Entries shown:
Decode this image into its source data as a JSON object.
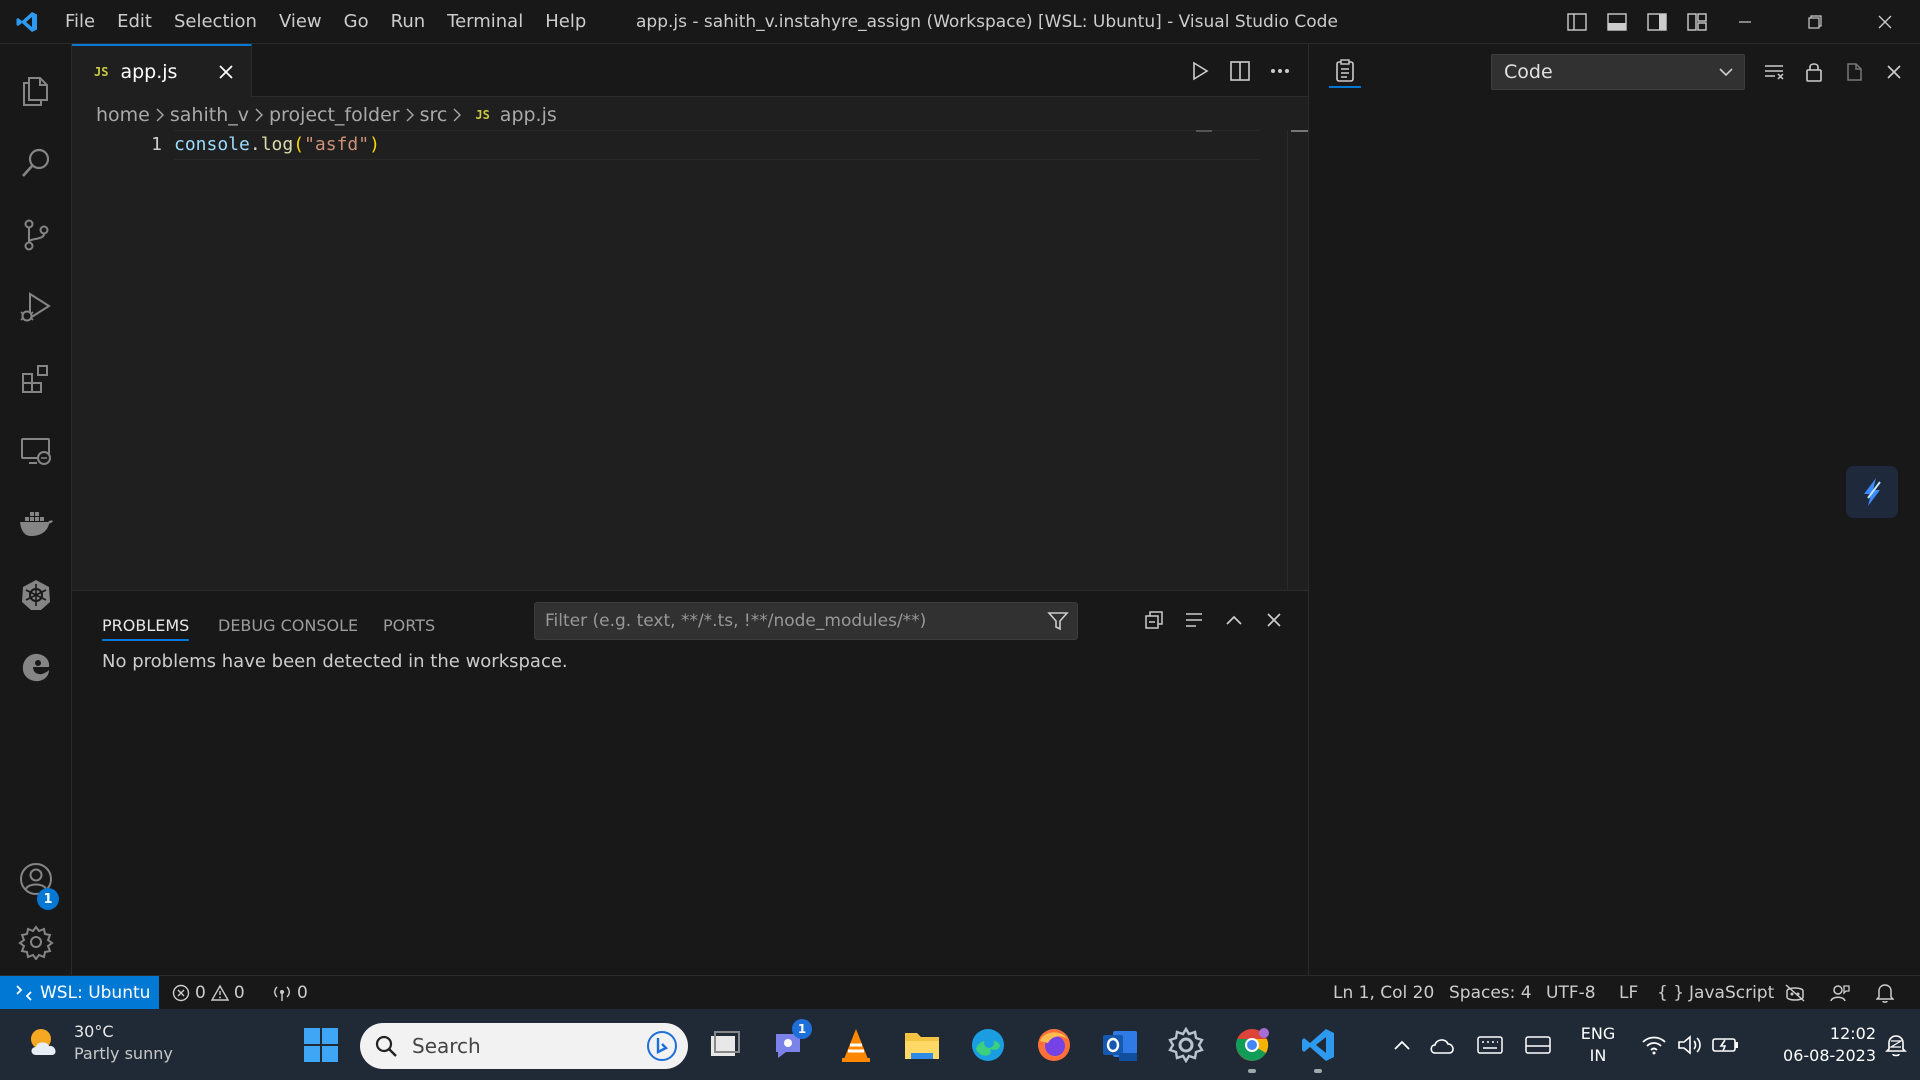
{
  "titlebar": {
    "menu": [
      "File",
      "Edit",
      "Selection",
      "View",
      "Go",
      "Run",
      "Terminal",
      "Help"
    ],
    "window_title": "app.js - sahith_v.instahyre_assign (Workspace) [WSL: Ubuntu] - Visual Studio Code"
  },
  "activity_bar": {
    "items": [
      "explorer-icon",
      "search-icon",
      "source-control-icon",
      "run-debug-icon",
      "extensions-icon",
      "remote-explorer-icon",
      "docker-icon",
      "kubernetes-icon",
      "edge-devtools-icon"
    ],
    "accounts_badge": "1"
  },
  "editor": {
    "tab_badge": "JS",
    "tab_label": "app.js",
    "breadcrumb": [
      "home",
      "sahith_v",
      "project_folder",
      "src"
    ],
    "breadcrumb_file": "app.js",
    "line_number": "1",
    "code": {
      "object": "console",
      "dot": ".",
      "method": "log",
      "open_paren": "(",
      "string": "\"asfd\"",
      "close_paren": ")"
    }
  },
  "panel": {
    "tabs": [
      "PROBLEMS",
      "DEBUG CONSOLE",
      "PORTS"
    ],
    "active_tab": "PROBLEMS",
    "filter_placeholder": "Filter (e.g. text, **/*.ts, !**/node_modules/**)",
    "message": "No problems have been detected in the workspace."
  },
  "right_pane": {
    "select_value": "Code"
  },
  "statusbar": {
    "remote": "WSL: Ubuntu",
    "errors": "0",
    "warnings": "0",
    "ports": "0",
    "position": "Ln 1, Col 20",
    "spaces": "Spaces: 4",
    "encoding": "UTF-8",
    "eol": "LF",
    "language_braces": "{ }",
    "language": "JavaScript"
  },
  "taskbar": {
    "weather_temp": "30°C",
    "weather_desc": "Partly sunny",
    "search_label": "Search",
    "chat_badge": "1",
    "lang_top": "ENG",
    "lang_bottom": "IN",
    "time": "12:02",
    "date": "06-08-2023"
  },
  "colors": {
    "accent": "#0078d4",
    "editor_bg": "#1f1f1f",
    "chrome_bg": "#181818",
    "taskbar_bg": "#202a37"
  }
}
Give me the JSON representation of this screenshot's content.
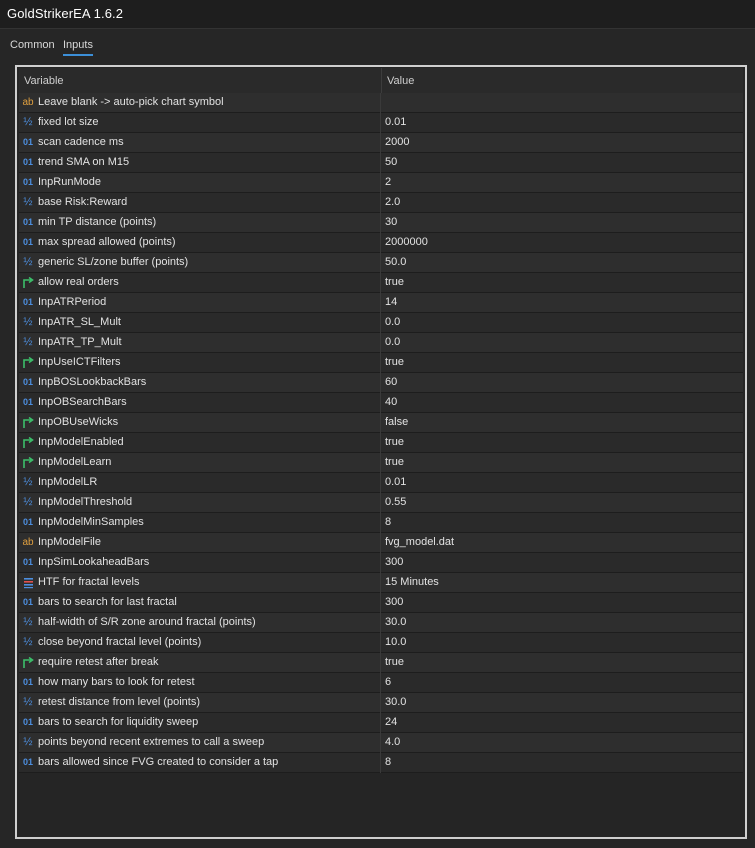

Exercise brief:
Where a line holds "explorer", copy it out.

Answer in full:
      "explorer-icon",
      "remote-explorer-icon",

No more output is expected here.